> EXERCISE OBJECTIVE:
Write out all of the records precisely. Skip anything that is a picture.

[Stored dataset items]
+-------+
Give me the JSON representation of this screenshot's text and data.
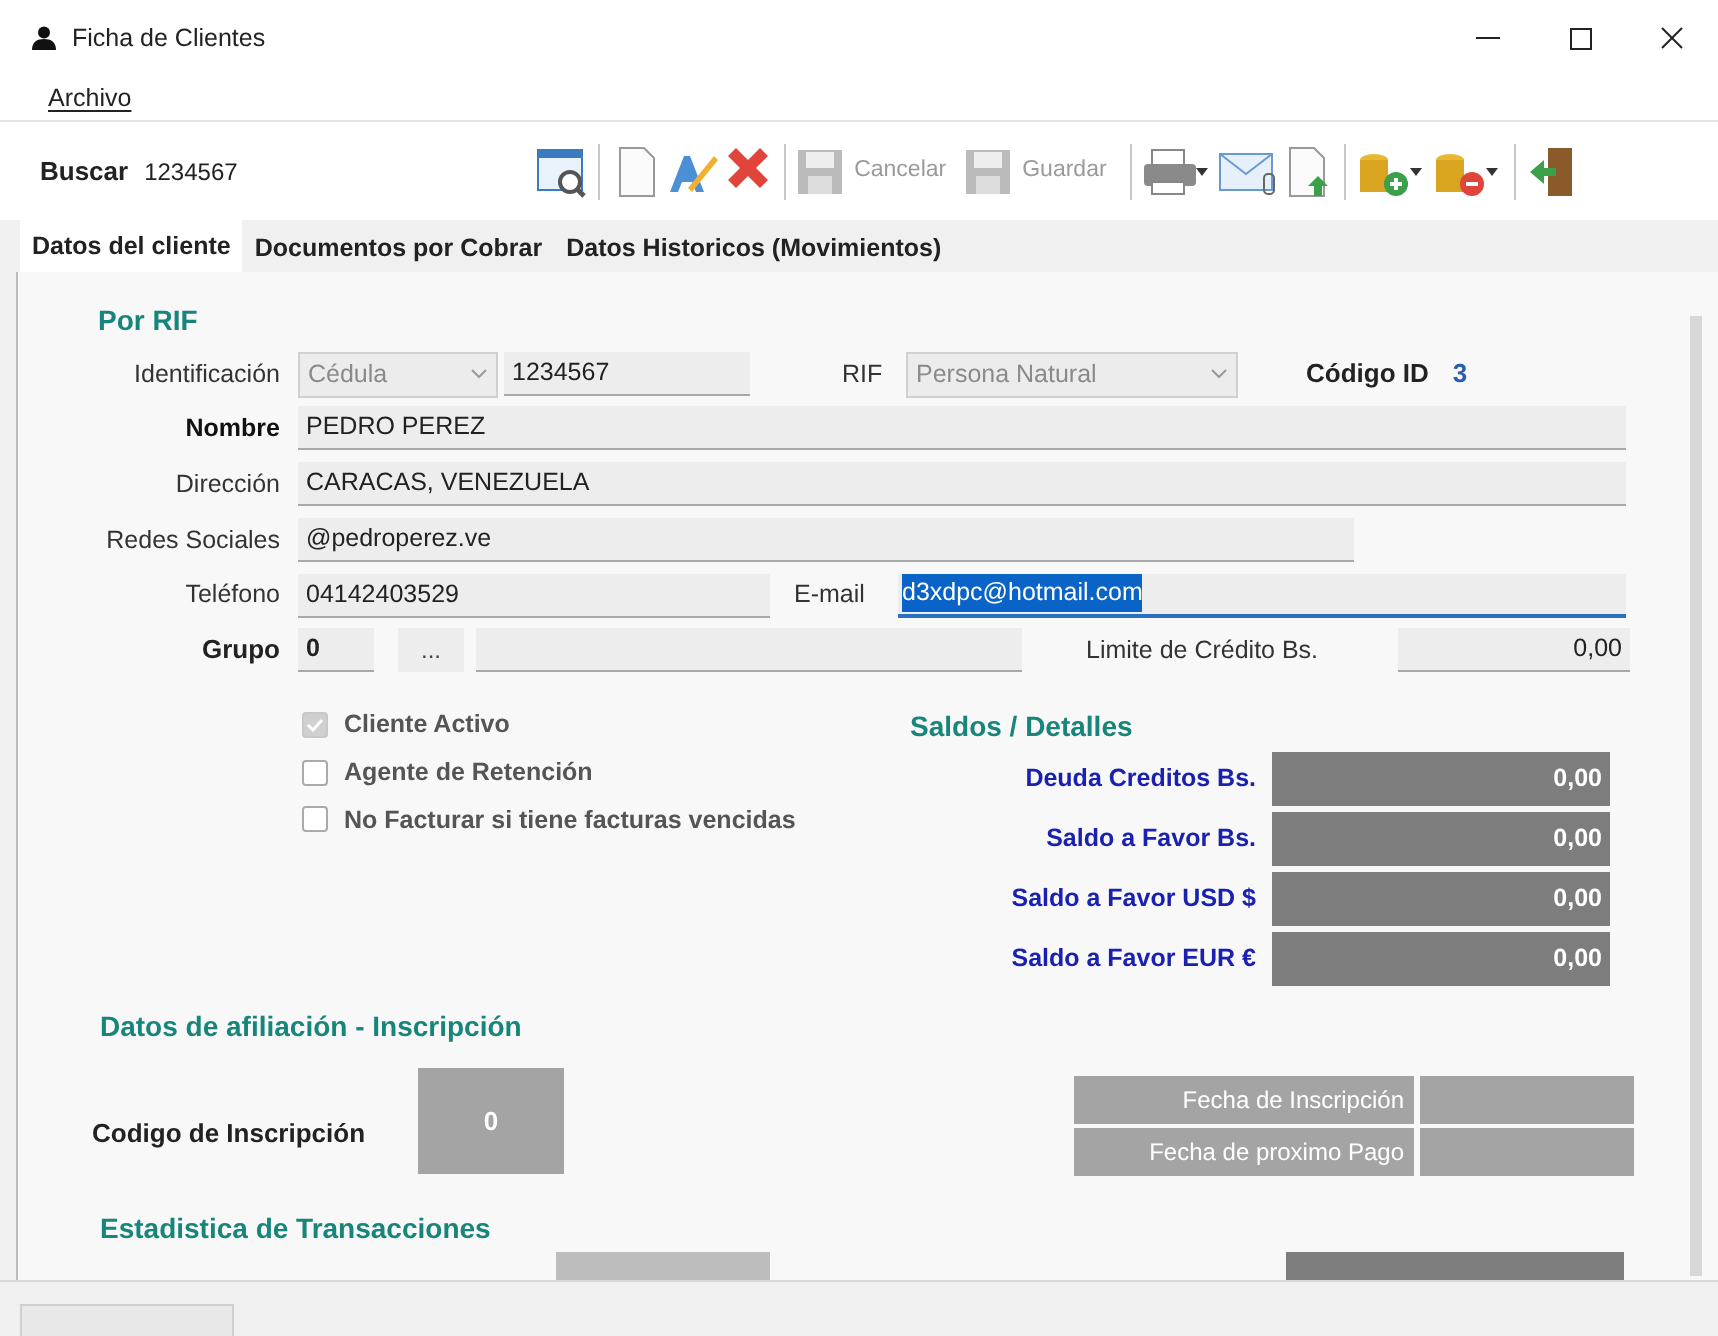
{
  "window": {
    "title": "Ficha de Clientes"
  },
  "menu": [
    "Archivo"
  ],
  "toolbar": {
    "search_label": "Buscar",
    "search_value": "1234567",
    "buttons": [
      {
        "label": "Cancelar",
        "disabled": true
      },
      {
        "label": "Guardar",
        "disabled": true
      }
    ]
  },
  "tabs": [
    {
      "label": "Datos del cliente",
      "selected": true
    },
    {
      "label": "Documentos por Cobrar",
      "selected": false
    },
    {
      "label": "Datos Historicos (Movimientos)",
      "selected": false
    }
  ],
  "por_rif": {
    "title": "Por RIF",
    "identificacion_label": "Identificación",
    "id_type": "Cédula",
    "id_number": "1234567",
    "rif_label": "RIF",
    "rif_type": "Persona Natural",
    "codigo_label": "Código ID",
    "codigo_value": "3"
  },
  "fields": [
    {
      "label": "Nombre",
      "value": "PEDRO PEREZ",
      "bold": true
    },
    {
      "label": "Dirección",
      "value": "CARACAS, VENEZUELA",
      "bold": false
    },
    {
      "label": "Redes Sociales",
      "value": "@pedroperez.ve",
      "bold": false
    }
  ],
  "telefono": {
    "label": "Teléfono",
    "value": "04142403529"
  },
  "email": {
    "label": "E-mail",
    "value": "d3xdpc@hotmail.com",
    "selected": true
  },
  "grupo": {
    "label": "Grupo",
    "value": "0",
    "button": "...",
    "credit_label": "Limite de Crédito Bs.",
    "credit_value": "0,00"
  },
  "checkboxes": [
    {
      "label": "Cliente Activo",
      "checked": true,
      "disabled": true
    },
    {
      "label": "Agente de Retención",
      "checked": false,
      "disabled": false
    },
    {
      "label": "No Facturar si tiene facturas vencidas",
      "checked": false,
      "disabled": false
    }
  ],
  "saldos": {
    "title": "Saldos / Detalles",
    "rows": [
      {
        "label": "Deuda Creditos Bs.",
        "value": "0,00"
      },
      {
        "label": "Saldo a Favor Bs.",
        "value": "0,00"
      },
      {
        "label": "Saldo a Favor USD $",
        "value": "0,00"
      },
      {
        "label": "Saldo a Favor EUR €",
        "value": "0,00"
      }
    ]
  },
  "afiliacion": {
    "title": "Datos de afiliación - Inscripción",
    "codigo_label": "Codigo de Inscripción",
    "codigo_value": "0",
    "fechas": [
      "Fecha de Inscripción",
      "Fecha de proximo Pago"
    ]
  },
  "estadistica": {
    "title": "Estadistica de Transacciones"
  }
}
+-------+
> SOLVED PROBLEM:
Give me the JSON representation of this screenshot's text and data.
{
  "window": {
    "title": "Ficha de Clientes"
  },
  "menu": [
    "Archivo"
  ],
  "toolbar": {
    "search_label": "Buscar",
    "search_value": "1234567",
    "buttons": [
      {
        "label": "Cancelar",
        "disabled": true
      },
      {
        "label": "Guardar",
        "disabled": true
      }
    ]
  },
  "tabs": [
    {
      "label": "Datos del cliente",
      "selected": true
    },
    {
      "label": "Documentos por Cobrar",
      "selected": false
    },
    {
      "label": "Datos Historicos (Movimientos)",
      "selected": false
    }
  ],
  "por_rif": {
    "title": "Por RIF",
    "identificacion_label": "Identificación",
    "id_type": "Cédula",
    "id_number": "1234567",
    "rif_label": "RIF",
    "rif_type": "Persona Natural",
    "codigo_label": "Código ID",
    "codigo_value": "3"
  },
  "fields": [
    {
      "label": "Nombre",
      "value": "PEDRO PEREZ",
      "bold": true
    },
    {
      "label": "Dirección",
      "value": "CARACAS, VENEZUELA",
      "bold": false
    },
    {
      "label": "Redes Sociales",
      "value": "@pedroperez.ve",
      "bold": false
    }
  ],
  "telefono": {
    "label": "Teléfono",
    "value": "04142403529"
  },
  "email": {
    "label": "E-mail",
    "value": "d3xdpc@hotmail.com",
    "selected": true
  },
  "grupo": {
    "label": "Grupo",
    "value": "0",
    "button": "...",
    "credit_label": "Limite de Crédito Bs.",
    "credit_value": "0,00"
  },
  "checkboxes": [
    {
      "label": "Cliente Activo",
      "checked": true,
      "disabled": true
    },
    {
      "label": "Agente de Retención",
      "checked": false,
      "disabled": false
    },
    {
      "label": "No Facturar si tiene facturas vencidas",
      "checked": false,
      "disabled": false
    }
  ],
  "saldos": {
    "title": "Saldos / Detalles",
    "rows": [
      {
        "label": "Deuda Creditos Bs.",
        "value": "0,00"
      },
      {
        "label": "Saldo a Favor Bs.",
        "value": "0,00"
      },
      {
        "label": "Saldo a Favor USD $",
        "value": "0,00"
      },
      {
        "label": "Saldo a Favor EUR €",
        "value": "0,00"
      }
    ]
  },
  "afiliacion": {
    "title": "Datos de afiliación - Inscripción",
    "codigo_label": "Codigo de Inscripción",
    "codigo_value": "0",
    "fechas": [
      "Fecha de Inscripción",
      "Fecha de proximo Pago"
    ]
  },
  "estadistica": {
    "title": "Estadistica de Transacciones"
  }
}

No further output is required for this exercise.